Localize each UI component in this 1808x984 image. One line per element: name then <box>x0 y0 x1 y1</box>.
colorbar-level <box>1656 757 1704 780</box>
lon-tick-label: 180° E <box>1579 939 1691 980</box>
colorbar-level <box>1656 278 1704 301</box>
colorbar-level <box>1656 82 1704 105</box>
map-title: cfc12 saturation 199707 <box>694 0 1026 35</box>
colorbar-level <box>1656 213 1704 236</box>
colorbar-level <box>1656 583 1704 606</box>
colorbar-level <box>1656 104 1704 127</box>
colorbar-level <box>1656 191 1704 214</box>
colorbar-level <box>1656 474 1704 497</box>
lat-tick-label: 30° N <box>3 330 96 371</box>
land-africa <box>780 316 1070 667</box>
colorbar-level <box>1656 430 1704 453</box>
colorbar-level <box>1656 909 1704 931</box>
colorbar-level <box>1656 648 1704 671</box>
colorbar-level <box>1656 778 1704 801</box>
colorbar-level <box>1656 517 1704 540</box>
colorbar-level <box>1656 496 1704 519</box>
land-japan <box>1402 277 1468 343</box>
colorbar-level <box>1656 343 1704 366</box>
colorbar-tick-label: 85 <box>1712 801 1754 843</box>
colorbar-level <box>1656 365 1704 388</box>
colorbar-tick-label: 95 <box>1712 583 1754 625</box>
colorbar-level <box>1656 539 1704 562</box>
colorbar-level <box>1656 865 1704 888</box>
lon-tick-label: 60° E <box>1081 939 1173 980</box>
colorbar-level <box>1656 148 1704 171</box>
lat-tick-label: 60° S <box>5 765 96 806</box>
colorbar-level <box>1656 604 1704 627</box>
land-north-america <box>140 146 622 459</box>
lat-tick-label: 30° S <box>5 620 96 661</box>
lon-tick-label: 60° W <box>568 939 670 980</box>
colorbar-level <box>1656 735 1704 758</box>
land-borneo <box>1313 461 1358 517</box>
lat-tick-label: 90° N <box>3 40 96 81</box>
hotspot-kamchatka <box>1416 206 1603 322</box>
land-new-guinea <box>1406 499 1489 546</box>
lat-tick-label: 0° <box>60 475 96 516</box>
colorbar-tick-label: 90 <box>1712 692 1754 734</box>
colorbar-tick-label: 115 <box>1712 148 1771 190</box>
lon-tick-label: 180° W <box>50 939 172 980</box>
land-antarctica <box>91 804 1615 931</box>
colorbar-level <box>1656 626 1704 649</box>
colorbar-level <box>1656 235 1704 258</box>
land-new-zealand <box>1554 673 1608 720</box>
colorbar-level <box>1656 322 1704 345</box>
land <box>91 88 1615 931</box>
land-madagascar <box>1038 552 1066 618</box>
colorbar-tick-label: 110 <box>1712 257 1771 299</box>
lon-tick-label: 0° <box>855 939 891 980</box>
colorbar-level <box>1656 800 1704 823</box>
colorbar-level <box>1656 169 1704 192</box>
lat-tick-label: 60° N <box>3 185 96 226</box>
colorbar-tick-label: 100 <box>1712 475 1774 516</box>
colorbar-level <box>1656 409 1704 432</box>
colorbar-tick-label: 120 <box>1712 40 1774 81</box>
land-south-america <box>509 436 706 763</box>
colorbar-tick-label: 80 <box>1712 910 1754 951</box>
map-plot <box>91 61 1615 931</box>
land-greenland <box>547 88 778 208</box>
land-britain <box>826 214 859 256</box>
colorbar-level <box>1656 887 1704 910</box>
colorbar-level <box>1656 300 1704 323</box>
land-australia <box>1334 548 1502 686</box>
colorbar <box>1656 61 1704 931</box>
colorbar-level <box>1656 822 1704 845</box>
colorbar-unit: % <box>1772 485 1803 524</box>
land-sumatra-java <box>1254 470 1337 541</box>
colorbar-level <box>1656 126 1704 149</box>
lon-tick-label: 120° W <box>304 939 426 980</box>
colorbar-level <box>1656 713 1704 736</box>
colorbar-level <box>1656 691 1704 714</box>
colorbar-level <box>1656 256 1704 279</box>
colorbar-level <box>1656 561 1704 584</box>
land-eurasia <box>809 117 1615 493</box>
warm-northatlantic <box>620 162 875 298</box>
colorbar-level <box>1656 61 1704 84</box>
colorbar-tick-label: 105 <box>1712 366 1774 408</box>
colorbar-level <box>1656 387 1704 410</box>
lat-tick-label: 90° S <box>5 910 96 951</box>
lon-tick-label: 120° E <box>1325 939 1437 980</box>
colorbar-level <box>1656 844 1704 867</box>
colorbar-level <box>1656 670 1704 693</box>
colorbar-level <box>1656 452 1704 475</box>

___

Task brief -
Please rewrite the items above, changing every "lon-tick-label" to "longitude-tick-label" and keeping everything else the same.

Right answer -
Localize each UI component in this 1808x984 image. One line per element: name then <box>x0 y0 x1 y1</box>.
colorbar-level <box>1656 757 1704 780</box>
longitude-tick-label: 180° E <box>1579 939 1691 980</box>
colorbar-level <box>1656 278 1704 301</box>
colorbar-level <box>1656 82 1704 105</box>
map-title: cfc12 saturation 199707 <box>694 0 1026 35</box>
colorbar-level <box>1656 213 1704 236</box>
colorbar-level <box>1656 583 1704 606</box>
colorbar-level <box>1656 104 1704 127</box>
colorbar-level <box>1656 191 1704 214</box>
colorbar-level <box>1656 474 1704 497</box>
lat-tick-label: 30° N <box>3 330 96 371</box>
land-africa <box>780 316 1070 667</box>
colorbar-level <box>1656 430 1704 453</box>
colorbar-level <box>1656 909 1704 931</box>
colorbar-level <box>1656 648 1704 671</box>
colorbar-level <box>1656 778 1704 801</box>
colorbar-level <box>1656 517 1704 540</box>
colorbar-level <box>1656 496 1704 519</box>
land-japan <box>1402 277 1468 343</box>
colorbar-level <box>1656 343 1704 366</box>
colorbar-tick-label: 85 <box>1712 801 1754 843</box>
colorbar-level <box>1656 365 1704 388</box>
colorbar-tick-label: 95 <box>1712 583 1754 625</box>
colorbar-level <box>1656 539 1704 562</box>
colorbar-level <box>1656 865 1704 888</box>
longitude-tick-label: 60° E <box>1081 939 1173 980</box>
colorbar-level <box>1656 148 1704 171</box>
lat-tick-label: 60° S <box>5 765 96 806</box>
colorbar-level <box>1656 604 1704 627</box>
land-north-america <box>140 146 622 459</box>
lat-tick-label: 30° S <box>5 620 96 661</box>
longitude-tick-label: 60° W <box>568 939 670 980</box>
colorbar-level <box>1656 735 1704 758</box>
land-borneo <box>1313 461 1358 517</box>
lat-tick-label: 90° N <box>3 40 96 81</box>
hotspot-kamchatka <box>1416 206 1603 322</box>
land-new-guinea <box>1406 499 1489 546</box>
lat-tick-label: 0° <box>60 475 96 516</box>
colorbar-tick-label: 90 <box>1712 692 1754 734</box>
colorbar-tick-label: 115 <box>1712 148 1771 190</box>
longitude-tick-label: 180° W <box>50 939 172 980</box>
land-antarctica <box>91 804 1615 931</box>
colorbar-level <box>1656 626 1704 649</box>
colorbar-level <box>1656 235 1704 258</box>
land-new-zealand <box>1554 673 1608 720</box>
colorbar-level <box>1656 322 1704 345</box>
land <box>91 88 1615 931</box>
land-madagascar <box>1038 552 1066 618</box>
colorbar-tick-label: 110 <box>1712 257 1771 299</box>
longitude-tick-label: 0° <box>855 939 891 980</box>
colorbar-level <box>1656 800 1704 823</box>
colorbar-level <box>1656 169 1704 192</box>
lat-tick-label: 60° N <box>3 185 96 226</box>
colorbar-tick-label: 100 <box>1712 475 1774 516</box>
colorbar-level <box>1656 409 1704 432</box>
colorbar-tick-label: 120 <box>1712 40 1774 81</box>
land-south-america <box>509 436 706 763</box>
colorbar-tick-label: 80 <box>1712 910 1754 951</box>
map-plot <box>91 61 1615 931</box>
land-greenland <box>547 88 778 208</box>
land-britain <box>826 214 859 256</box>
colorbar-level <box>1656 887 1704 910</box>
colorbar-level <box>1656 300 1704 323</box>
land-australia <box>1334 548 1502 686</box>
colorbar <box>1656 61 1704 931</box>
colorbar-level <box>1656 822 1704 845</box>
colorbar-unit: % <box>1772 485 1803 524</box>
land-sumatra-java <box>1254 470 1337 541</box>
colorbar-level <box>1656 126 1704 149</box>
longitude-tick-label: 120° W <box>304 939 426 980</box>
colorbar-level <box>1656 713 1704 736</box>
colorbar-level <box>1656 691 1704 714</box>
colorbar-level <box>1656 256 1704 279</box>
colorbar-level <box>1656 561 1704 584</box>
land-eurasia <box>809 117 1615 493</box>
warm-northatlantic <box>620 162 875 298</box>
colorbar-level <box>1656 61 1704 84</box>
colorbar-tick-label: 105 <box>1712 366 1774 408</box>
colorbar-level <box>1656 387 1704 410</box>
lat-tick-label: 90° S <box>5 910 96 951</box>
longitude-tick-label: 120° E <box>1325 939 1437 980</box>
colorbar-level <box>1656 844 1704 867</box>
colorbar-level <box>1656 670 1704 693</box>
colorbar-level <box>1656 452 1704 475</box>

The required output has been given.